● Aim:
Repeat, line for line, the entries printed below.

● Source data:
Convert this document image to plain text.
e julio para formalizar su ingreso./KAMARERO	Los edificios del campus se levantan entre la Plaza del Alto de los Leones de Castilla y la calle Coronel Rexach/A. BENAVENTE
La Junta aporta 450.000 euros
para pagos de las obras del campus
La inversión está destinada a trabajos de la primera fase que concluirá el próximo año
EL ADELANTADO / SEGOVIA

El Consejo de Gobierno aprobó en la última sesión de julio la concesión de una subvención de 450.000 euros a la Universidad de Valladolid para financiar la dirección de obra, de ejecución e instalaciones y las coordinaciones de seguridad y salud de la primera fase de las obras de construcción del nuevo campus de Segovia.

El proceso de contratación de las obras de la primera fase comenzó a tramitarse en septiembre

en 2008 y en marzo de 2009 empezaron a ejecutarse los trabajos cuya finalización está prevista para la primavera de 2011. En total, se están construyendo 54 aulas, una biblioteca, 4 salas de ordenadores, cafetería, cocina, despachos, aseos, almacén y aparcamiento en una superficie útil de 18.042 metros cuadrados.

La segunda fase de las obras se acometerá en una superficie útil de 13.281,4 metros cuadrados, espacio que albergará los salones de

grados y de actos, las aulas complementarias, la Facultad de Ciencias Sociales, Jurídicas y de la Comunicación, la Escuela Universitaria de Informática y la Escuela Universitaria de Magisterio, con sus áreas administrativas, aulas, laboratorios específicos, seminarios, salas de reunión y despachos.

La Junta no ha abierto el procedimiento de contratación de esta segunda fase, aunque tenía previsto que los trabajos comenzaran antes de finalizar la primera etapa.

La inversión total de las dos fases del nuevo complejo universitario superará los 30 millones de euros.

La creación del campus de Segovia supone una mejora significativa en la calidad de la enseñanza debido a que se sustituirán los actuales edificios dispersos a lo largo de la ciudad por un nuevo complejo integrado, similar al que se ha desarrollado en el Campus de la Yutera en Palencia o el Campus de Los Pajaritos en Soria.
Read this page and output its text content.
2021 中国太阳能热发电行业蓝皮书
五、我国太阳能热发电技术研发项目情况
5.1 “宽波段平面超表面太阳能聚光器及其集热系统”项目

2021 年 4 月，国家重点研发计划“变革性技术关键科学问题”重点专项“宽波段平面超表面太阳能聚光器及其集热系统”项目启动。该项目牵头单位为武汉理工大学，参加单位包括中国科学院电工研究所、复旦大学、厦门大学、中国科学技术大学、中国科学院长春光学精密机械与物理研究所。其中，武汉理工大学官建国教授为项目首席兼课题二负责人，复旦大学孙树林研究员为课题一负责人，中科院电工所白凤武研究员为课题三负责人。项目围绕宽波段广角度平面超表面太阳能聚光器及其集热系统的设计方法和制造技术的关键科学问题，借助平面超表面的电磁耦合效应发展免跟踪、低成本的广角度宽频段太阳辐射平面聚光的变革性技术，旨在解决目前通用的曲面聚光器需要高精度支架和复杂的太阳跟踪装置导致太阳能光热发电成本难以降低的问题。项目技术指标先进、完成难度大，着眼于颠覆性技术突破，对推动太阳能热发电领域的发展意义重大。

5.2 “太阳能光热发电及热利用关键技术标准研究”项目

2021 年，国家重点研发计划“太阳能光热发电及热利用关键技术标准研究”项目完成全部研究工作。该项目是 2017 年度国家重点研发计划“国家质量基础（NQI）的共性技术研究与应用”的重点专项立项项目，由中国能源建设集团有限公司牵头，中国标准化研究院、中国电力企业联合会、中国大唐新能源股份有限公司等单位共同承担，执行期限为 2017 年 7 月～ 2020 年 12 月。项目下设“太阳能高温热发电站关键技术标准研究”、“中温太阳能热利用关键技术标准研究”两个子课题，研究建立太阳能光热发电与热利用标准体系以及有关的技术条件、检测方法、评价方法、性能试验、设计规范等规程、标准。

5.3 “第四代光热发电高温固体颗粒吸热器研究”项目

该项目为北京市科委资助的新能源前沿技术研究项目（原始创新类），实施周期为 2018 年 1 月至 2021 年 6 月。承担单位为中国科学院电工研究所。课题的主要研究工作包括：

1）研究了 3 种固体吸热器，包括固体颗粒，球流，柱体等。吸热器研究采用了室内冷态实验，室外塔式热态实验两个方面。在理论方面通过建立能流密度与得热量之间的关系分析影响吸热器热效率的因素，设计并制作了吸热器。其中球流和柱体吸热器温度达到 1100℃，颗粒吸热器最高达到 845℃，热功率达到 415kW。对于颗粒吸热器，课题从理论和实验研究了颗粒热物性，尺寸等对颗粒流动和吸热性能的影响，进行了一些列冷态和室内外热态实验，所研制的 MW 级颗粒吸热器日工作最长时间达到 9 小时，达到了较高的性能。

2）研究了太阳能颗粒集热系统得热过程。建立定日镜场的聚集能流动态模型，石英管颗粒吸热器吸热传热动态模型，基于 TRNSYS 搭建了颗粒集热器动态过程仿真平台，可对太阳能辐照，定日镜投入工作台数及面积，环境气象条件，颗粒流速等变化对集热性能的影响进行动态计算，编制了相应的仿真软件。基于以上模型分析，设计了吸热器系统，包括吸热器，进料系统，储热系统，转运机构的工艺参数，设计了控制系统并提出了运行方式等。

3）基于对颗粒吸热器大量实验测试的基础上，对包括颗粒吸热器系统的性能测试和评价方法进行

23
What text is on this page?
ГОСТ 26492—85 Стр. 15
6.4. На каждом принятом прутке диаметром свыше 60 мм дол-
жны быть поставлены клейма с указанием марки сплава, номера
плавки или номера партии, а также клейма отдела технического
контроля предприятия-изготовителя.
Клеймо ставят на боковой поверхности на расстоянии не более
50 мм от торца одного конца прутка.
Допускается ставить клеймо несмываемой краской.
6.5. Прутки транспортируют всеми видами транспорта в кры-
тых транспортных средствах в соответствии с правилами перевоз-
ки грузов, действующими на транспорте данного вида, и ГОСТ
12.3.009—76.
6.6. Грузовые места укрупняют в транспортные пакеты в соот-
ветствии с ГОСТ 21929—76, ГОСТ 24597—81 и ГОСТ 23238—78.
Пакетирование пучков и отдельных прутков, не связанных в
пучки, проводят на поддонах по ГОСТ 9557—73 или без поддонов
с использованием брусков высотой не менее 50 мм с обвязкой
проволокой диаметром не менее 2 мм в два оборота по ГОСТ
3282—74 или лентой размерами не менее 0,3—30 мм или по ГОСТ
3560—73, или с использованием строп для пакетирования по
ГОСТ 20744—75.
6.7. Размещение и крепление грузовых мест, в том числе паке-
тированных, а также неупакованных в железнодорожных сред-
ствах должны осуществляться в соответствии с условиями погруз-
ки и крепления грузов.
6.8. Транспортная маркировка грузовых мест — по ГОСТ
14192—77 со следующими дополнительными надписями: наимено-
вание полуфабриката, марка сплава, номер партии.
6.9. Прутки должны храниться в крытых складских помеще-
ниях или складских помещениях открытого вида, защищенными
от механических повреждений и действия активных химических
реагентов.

● Task solution:
Convert this document image to plain text.
e julio para formalizar su ingreso./KAMARERO	Los edificios del campus se levantan entre la Plaza del Alto de los Leones de Castilla y la calle Coronel Rexach/A. BENAVENTE
La Junta aporta 450.000 euros
para pagos de las obras del campus
La inversión está destinada a trabajos de la primera fase que concluirá el próximo año
EL ADELANTADO / SEGOVIA

El Consejo de Gobierno aprobó en la última sesión de julio la concesión de una subvención de 450.000 euros a la Universidad de Valladolid para financiar la dirección de obra, de ejecución e instalaciones y las coordinaciones de seguridad y salud de la primera fase de las obras de construcción del nuevo campus de Segovia.

El proceso de contratación de las obras de la primera fase comenzó a tramitarse en septiembre

en 2008 y en marzo de 2009 empezaron a ejecutarse los trabajos cuya finalización está prevista para la primavera de 2011. En total, se están construyendo 54 aulas, una biblioteca, 4 salas de ordenadores, cafetería, cocina, despachos, aseos, almacén y aparcamiento en una superficie útil de 18.042 metros cuadrados.

La segunda fase de las obras se acometerá en una superficie útil de 13.281,4 metros cuadrados, espacio que albergará los salones de

grados y de actos, las aulas complementarias, la Facultad de Ciencias Sociales, Jurídicas y de la Comunicación, la Escuela Universitaria de Informática y la Escuela Universitaria de Magisterio, con sus áreas administrativas, aulas, laboratorios específicos, seminarios, salas de reunión y despachos.

La Junta no ha abierto el procedimiento de contratación de esta segunda fase, aunque tenía previsto que los trabajos comenzaran antes de finalizar la primera etapa.

La inversión total de las dos fases del nuevo complejo universitario superará los 30 millones de euros.

La creación del campus de Segovia supone una mejora significativa en la calidad de la enseñanza debido a que se sustituirán los actuales edificios dispersos a lo largo de la ciudad por un nuevo complejo integrado, similar al que se ha desarrollado en el Campus de la Yutera en Palencia o el Campus de Los Pajaritos en Soria.
Read this page and output its text content.
2021 中国太阳能热发电行业蓝皮书
五、我国太阳能热发电技术研发项目情况
5.1 “宽波段平面超表面太阳能聚光器及其集热系统”项目

2021 年 4 月，国家重点研发计划“变革性技术关键科学问题”重点专项“宽波段平面超表面太阳能聚光器及其集热系统”项目启动。该项目牵头单位为武汉理工大学，参加单位包括中国科学院电工研究所、复旦大学、厦门大学、中国科学技术大学、中国科学院长春光学精密机械与物理研究所。其中，武汉理工大学官建国教授为项目首席兼课题二负责人，复旦大学孙树林研究员为课题一负责人，中科院电工所白凤武研究员为课题三负责人。项目围绕宽波段广角度平面超表面太阳能聚光器及其集热系统的设计方法和制造技术的关键科学问题，借助平面超表面的电磁耦合效应发展免跟踪、低成本的广角度宽频段太阳辐射平面聚光的变革性技术，旨在解决目前通用的曲面聚光器需要高精度支架和复杂的太阳跟踪装置导致太阳能光热发电成本难以降低的问题。项目技术指标先进、完成难度大，着眼于颠覆性技术突破，对推动太阳能热发电领域的发展意义重大。

5.2 “太阳能光热发电及热利用关键技术标准研究”项目

2021 年，国家重点研发计划“太阳能光热发电及热利用关键技术标准研究”项目完成全部研究工作。该项目是 2017 年度国家重点研发计划“国家质量基础（NQI）的共性技术研究与应用”的重点专项立项项目，由中国能源建设集团有限公司牵头，中国标准化研究院、中国电力企业联合会、中国大唐新能源股份有限公司等单位共同承担，执行期限为 2017 年 7 月～ 2020 年 12 月。项目下设“太阳能高温热发电站关键技术标准研究”、“中温太阳能热利用关键技术标准研究”两个子课题，研究建立太阳能光热发电与热利用标准体系以及有关的技术条件、检测方法、评价方法、性能试验、设计规范等规程、标准。

5.3 “第四代光热发电高温固体颗粒吸热器研究”项目

该项目为北京市科委资助的新能源前沿技术研究项目（原始创新类），实施周期为 2018 年 1 月至 2021 年 6 月。承担单位为中国科学院电工研究所。课题的主要研究工作包括：

1）研究了 3 种固体吸热器，包括固体颗粒，球流，柱体等。吸热器研究采用了室内冷态实验，室外塔式热态实验两个方面。在理论方面通过建立能流密度与得热量之间的关系分析影响吸热器热效率的因素，设计并制作了吸热器。其中球流和柱体吸热器温度达到 1100℃，颗粒吸热器最高达到 845℃，热功率达到 415kW。对于颗粒吸热器，课题从理论和实验研究了颗粒热物性，尺寸等对颗粒流动和吸热性能的影响，进行了一些列冷态和室内外热态实验，所研制的 MW 级颗粒吸热器日工作最长时间达到 9 小时，达到了较高的性能。

2）研究了太阳能颗粒集热系统得热过程。建立定日镜场的聚集能流动态模型，石英管颗粒吸热器吸热传热动态模型，基于 TRNSYS 搭建了颗粒集热器动态过程仿真平台，可对太阳能辐照，定日镜投入工作台数及面积，环境气象条件，颗粒流速等变化对集热性能的影响进行动态计算，编制了相应的仿真软件。基于以上模型分析，设计了吸热器系统，包括吸热器，进料系统，储热系统，转运机构的工艺参数，设计了控制系统并提出了运行方式等。

3）基于对颗粒吸热器大量实验测试的基础上，对包括颗粒吸热器系统的性能测试和评价方法进行

23
What text is on this page?
ГОСТ 26492—85 Стр. 15
6.4. На каждом принятом прутке диаметром свыше 60 мм дол-
жны быть поставлены клейма с указанием марки сплава, номера
плавки или номера партии, а также клейма отдела технического
контроля предприятия-изготовителя.
Клеймо ставят на боковой поверхности на расстоянии не более
50 мм от торца одного конца прутка.
Допускается ставить клеймо несмываемой краской.
6.5. Прутки транспортируют всеми видами транспорта в кры-
тых транспортных средствах в соответствии с правилами перевоз-
ки грузов, действующими на транспорте данного вида, и ГОСТ
12.3.009—76.
6.6. Грузовые места укрупняют в транспортные пакеты в соот-
ветствии с ГОСТ 21929—76, ГОСТ 24597—81 и ГОСТ 23238—78.
Пакетирование пучков и отдельных прутков, не связанных в
пучки, проводят на поддонах по ГОСТ 9557—73 или без поддонов
с использованием брусков высотой не менее 50 мм с обвязкой
проволокой диаметром не менее 2 мм в два оборота по ГОСТ
3282—74 или лентой размерами не менее 0,3—30 мм или по ГОСТ
3560—73, или с использованием строп для пакетирования по
ГОСТ 20744—75.
6.7. Размещение и крепление грузовых мест, в том числе паке-
тированных, а также неупакованных в железнодорожных сред-
ствах должны осуществляться в соответствии с условиями погруз-
ки и крепления грузов.
6.8. Транспортная маркировка грузовых мест — по ГОСТ
14192—77 со следующими дополнительными надписями: наимено-
вание полуфабриката, марка сплава, номер партии.
6.9. Прутки должны храниться в крытых складских помеще-
ниях или складских помещениях открытого вида, защищенными
от механических повреждений и действия активных химических
реагентов.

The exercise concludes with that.